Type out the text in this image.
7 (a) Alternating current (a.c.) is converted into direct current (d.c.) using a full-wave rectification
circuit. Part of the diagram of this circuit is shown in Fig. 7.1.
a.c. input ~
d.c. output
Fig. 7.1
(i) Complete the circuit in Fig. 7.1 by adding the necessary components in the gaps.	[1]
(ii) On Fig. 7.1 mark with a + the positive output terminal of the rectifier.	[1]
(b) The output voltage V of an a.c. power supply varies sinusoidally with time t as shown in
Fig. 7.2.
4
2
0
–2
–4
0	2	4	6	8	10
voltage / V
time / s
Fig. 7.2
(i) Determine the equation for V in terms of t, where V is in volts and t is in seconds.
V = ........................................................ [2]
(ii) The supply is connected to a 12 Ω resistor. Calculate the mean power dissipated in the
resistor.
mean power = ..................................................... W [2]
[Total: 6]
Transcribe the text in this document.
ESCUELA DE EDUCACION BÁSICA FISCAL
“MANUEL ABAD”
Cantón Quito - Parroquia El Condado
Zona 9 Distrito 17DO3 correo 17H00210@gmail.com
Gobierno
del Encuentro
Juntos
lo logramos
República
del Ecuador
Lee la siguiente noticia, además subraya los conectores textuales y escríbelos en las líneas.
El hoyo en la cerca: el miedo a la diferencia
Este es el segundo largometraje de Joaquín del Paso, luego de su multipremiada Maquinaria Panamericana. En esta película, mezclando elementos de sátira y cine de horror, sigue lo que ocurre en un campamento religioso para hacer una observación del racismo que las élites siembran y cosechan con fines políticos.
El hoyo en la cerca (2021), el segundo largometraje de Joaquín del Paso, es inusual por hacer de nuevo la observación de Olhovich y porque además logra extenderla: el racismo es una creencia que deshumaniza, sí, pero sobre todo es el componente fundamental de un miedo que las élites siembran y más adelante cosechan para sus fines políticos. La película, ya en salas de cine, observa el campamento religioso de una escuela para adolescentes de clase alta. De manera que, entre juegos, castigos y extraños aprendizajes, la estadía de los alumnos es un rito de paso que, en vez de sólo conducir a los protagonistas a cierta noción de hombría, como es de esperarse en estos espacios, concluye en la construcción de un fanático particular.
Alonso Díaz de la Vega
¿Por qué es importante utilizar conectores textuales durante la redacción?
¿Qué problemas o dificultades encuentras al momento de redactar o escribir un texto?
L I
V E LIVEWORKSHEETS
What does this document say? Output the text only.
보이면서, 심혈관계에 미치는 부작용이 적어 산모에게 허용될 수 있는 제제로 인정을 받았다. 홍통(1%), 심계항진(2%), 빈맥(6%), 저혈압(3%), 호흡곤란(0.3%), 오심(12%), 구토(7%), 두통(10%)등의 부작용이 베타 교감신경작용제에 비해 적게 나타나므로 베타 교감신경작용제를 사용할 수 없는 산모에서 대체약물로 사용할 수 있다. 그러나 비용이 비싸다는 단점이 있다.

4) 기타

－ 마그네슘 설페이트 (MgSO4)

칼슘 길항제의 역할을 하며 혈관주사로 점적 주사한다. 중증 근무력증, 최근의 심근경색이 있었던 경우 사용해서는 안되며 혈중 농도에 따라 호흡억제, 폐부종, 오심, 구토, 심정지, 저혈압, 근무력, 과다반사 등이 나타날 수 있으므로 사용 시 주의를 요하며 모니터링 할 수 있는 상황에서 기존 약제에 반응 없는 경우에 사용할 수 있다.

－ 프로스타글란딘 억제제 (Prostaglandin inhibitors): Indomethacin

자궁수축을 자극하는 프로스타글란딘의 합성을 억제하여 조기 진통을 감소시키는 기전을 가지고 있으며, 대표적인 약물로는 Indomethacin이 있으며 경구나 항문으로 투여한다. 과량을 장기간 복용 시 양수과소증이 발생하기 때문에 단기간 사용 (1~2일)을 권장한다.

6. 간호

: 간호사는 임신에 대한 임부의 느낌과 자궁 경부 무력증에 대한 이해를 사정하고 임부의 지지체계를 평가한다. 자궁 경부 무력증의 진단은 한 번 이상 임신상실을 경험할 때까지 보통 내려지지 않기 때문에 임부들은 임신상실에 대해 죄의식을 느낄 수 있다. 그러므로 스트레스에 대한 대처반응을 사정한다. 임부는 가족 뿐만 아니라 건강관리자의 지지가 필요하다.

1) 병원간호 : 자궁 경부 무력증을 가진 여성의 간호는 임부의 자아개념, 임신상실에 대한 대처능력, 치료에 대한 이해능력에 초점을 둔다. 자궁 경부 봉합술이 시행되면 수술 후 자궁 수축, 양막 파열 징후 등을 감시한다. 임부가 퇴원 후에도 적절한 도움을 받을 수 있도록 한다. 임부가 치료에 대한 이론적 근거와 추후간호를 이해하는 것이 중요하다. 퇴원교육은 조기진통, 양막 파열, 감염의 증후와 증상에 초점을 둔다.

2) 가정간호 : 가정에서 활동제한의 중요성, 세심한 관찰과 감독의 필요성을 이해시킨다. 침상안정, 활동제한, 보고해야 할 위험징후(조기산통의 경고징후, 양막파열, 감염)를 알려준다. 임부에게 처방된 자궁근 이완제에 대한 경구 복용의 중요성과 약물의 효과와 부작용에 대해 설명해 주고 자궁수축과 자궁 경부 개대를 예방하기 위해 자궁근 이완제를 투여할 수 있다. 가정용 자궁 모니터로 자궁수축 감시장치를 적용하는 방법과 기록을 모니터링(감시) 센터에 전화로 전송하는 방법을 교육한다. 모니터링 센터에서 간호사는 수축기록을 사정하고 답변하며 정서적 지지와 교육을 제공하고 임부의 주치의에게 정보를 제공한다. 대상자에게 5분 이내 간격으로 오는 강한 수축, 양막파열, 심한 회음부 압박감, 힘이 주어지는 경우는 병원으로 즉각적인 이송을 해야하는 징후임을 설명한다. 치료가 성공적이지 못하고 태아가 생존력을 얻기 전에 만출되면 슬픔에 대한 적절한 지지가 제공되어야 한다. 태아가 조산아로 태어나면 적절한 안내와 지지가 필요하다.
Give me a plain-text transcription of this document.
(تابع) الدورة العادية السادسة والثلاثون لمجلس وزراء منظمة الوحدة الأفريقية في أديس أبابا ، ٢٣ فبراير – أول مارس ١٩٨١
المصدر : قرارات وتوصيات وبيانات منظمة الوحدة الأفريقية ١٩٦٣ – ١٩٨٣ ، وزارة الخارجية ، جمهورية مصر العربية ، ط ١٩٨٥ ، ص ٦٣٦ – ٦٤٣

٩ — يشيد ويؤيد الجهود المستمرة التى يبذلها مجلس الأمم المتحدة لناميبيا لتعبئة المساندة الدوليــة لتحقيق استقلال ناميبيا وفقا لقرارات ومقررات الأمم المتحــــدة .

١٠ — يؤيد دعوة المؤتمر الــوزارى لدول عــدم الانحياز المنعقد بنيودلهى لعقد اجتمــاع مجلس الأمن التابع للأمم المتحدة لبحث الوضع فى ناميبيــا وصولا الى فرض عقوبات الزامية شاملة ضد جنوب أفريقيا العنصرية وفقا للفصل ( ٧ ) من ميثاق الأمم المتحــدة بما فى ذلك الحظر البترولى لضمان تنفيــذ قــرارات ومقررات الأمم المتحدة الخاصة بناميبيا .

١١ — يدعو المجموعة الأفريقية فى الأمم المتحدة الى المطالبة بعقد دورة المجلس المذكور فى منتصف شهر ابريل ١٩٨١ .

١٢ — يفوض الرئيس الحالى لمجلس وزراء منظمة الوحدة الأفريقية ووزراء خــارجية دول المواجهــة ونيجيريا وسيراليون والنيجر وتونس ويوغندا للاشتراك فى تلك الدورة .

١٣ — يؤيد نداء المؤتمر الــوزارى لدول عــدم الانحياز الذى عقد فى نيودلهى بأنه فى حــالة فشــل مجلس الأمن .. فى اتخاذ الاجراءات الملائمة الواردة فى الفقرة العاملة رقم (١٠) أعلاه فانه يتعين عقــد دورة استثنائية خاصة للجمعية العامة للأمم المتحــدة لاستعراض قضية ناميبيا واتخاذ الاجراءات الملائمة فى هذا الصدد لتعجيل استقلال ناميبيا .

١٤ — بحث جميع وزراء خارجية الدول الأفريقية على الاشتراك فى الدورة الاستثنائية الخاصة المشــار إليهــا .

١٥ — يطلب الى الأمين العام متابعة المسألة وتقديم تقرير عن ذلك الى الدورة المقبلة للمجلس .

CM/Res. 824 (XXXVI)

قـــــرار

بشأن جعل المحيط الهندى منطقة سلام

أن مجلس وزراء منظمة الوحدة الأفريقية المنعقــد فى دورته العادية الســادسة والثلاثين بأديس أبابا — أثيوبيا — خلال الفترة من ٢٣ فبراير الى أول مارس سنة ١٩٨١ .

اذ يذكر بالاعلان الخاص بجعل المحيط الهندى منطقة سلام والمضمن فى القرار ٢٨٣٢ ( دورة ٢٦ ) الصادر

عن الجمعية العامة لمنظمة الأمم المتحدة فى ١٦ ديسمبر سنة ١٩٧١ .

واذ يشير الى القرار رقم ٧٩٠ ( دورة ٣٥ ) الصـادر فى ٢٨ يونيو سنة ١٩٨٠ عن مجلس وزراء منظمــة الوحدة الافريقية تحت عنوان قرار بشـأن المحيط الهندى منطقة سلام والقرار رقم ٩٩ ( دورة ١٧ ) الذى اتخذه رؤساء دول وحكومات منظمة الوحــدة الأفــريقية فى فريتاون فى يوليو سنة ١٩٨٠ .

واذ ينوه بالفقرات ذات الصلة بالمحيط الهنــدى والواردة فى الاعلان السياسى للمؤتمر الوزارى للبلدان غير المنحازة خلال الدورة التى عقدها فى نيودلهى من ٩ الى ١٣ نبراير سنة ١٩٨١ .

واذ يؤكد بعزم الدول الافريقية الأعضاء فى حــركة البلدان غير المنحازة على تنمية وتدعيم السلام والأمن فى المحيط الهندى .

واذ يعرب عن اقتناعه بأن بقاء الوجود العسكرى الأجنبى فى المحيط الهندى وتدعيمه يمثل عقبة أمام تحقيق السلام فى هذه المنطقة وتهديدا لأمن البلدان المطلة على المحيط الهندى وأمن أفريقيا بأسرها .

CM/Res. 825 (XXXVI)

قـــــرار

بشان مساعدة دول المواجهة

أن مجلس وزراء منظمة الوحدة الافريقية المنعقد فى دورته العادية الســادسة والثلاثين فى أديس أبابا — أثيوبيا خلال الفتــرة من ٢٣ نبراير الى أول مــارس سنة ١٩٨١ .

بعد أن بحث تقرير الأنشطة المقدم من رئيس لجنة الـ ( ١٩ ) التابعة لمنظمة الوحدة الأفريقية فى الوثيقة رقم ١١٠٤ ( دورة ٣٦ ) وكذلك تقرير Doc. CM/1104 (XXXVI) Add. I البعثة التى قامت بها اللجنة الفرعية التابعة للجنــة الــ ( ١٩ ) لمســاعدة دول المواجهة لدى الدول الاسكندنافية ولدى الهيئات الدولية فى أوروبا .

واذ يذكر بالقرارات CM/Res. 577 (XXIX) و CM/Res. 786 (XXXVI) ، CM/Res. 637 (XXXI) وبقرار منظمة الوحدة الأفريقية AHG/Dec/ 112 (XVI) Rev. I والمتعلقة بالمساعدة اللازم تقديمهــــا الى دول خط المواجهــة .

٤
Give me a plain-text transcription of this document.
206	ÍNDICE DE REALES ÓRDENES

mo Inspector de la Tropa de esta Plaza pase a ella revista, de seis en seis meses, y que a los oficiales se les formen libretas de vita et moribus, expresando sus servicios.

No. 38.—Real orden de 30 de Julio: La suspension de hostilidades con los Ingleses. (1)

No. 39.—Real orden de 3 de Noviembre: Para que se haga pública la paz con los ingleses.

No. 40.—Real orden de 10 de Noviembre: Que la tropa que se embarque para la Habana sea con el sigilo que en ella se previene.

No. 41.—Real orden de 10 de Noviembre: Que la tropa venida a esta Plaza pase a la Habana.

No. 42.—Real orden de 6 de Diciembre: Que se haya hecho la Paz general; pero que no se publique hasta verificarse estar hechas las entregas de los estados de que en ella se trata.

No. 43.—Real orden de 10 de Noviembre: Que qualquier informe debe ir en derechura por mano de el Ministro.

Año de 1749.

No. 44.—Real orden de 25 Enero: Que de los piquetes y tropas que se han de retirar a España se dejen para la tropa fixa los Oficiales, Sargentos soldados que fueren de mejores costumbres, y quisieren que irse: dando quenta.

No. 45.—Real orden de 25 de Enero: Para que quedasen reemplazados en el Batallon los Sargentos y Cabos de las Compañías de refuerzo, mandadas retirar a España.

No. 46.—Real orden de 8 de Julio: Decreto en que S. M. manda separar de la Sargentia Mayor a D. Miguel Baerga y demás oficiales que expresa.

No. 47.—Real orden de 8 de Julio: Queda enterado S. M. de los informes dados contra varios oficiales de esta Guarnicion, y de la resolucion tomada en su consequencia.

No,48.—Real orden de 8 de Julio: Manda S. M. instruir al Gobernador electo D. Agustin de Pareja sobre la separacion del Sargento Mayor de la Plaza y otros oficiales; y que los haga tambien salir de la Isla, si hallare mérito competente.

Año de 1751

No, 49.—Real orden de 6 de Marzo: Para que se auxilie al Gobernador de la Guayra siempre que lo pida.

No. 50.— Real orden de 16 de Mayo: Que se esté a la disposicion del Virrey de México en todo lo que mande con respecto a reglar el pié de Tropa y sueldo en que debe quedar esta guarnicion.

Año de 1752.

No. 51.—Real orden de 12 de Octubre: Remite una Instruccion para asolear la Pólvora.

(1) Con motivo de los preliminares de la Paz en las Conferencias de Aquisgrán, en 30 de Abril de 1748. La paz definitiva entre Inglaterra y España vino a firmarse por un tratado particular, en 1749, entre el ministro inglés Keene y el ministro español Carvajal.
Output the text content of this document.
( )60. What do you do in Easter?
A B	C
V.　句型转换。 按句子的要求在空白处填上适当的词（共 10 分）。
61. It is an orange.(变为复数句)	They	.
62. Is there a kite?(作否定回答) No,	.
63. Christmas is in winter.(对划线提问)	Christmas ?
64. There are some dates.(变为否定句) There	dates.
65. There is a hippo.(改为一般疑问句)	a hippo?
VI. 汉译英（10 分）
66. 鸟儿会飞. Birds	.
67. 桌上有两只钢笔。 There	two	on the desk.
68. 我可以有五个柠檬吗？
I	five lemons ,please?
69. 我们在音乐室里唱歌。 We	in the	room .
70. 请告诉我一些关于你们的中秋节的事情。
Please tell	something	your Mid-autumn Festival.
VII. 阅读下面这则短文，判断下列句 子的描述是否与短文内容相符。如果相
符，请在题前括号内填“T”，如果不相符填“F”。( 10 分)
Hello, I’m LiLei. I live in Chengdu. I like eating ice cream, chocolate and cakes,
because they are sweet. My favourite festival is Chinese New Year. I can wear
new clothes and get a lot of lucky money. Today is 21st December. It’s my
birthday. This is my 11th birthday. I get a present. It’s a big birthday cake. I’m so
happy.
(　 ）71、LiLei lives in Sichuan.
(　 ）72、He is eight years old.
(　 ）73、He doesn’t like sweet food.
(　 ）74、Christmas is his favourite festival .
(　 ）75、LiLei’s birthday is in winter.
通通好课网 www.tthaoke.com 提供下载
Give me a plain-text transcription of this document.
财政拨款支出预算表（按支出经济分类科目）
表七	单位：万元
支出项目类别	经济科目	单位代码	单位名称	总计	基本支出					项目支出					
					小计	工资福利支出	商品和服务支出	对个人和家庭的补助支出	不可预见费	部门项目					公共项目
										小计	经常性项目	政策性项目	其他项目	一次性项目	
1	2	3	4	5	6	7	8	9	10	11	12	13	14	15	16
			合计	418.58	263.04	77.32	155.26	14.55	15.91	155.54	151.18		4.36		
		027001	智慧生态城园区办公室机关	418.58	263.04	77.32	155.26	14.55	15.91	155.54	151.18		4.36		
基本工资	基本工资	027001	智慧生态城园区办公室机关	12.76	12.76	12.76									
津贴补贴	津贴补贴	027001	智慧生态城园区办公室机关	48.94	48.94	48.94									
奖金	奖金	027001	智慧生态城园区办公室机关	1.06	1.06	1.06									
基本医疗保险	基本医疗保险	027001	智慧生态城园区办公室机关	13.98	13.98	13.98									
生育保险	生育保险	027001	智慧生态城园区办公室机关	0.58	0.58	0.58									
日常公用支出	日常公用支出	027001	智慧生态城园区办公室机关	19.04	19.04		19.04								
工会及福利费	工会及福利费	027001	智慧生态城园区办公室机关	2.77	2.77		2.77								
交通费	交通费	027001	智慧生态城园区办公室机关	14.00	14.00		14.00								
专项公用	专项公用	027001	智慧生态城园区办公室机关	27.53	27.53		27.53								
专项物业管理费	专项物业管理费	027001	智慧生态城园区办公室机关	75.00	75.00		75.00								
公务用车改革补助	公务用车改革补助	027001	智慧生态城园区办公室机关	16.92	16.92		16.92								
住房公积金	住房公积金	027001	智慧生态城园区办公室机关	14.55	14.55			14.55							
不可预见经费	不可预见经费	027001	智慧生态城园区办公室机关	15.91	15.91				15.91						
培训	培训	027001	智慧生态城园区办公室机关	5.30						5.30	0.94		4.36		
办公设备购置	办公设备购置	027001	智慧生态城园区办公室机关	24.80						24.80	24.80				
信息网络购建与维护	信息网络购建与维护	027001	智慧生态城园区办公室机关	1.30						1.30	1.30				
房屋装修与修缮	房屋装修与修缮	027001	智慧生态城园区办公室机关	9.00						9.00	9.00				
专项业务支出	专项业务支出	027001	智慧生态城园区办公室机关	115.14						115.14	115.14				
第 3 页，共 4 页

- [WHAT IS REQUIRED]: Report back each line of the entries that holds the string "power".

- [CORRECT ANSWER]:
(b) The output voltage V of an a.c. power supply varies sinusoidally with time t as shown in
(ii) The supply is connected to a 12 Ω resistor. Calculate the mean power dissipated in the
mean power = ..................................................... W [2]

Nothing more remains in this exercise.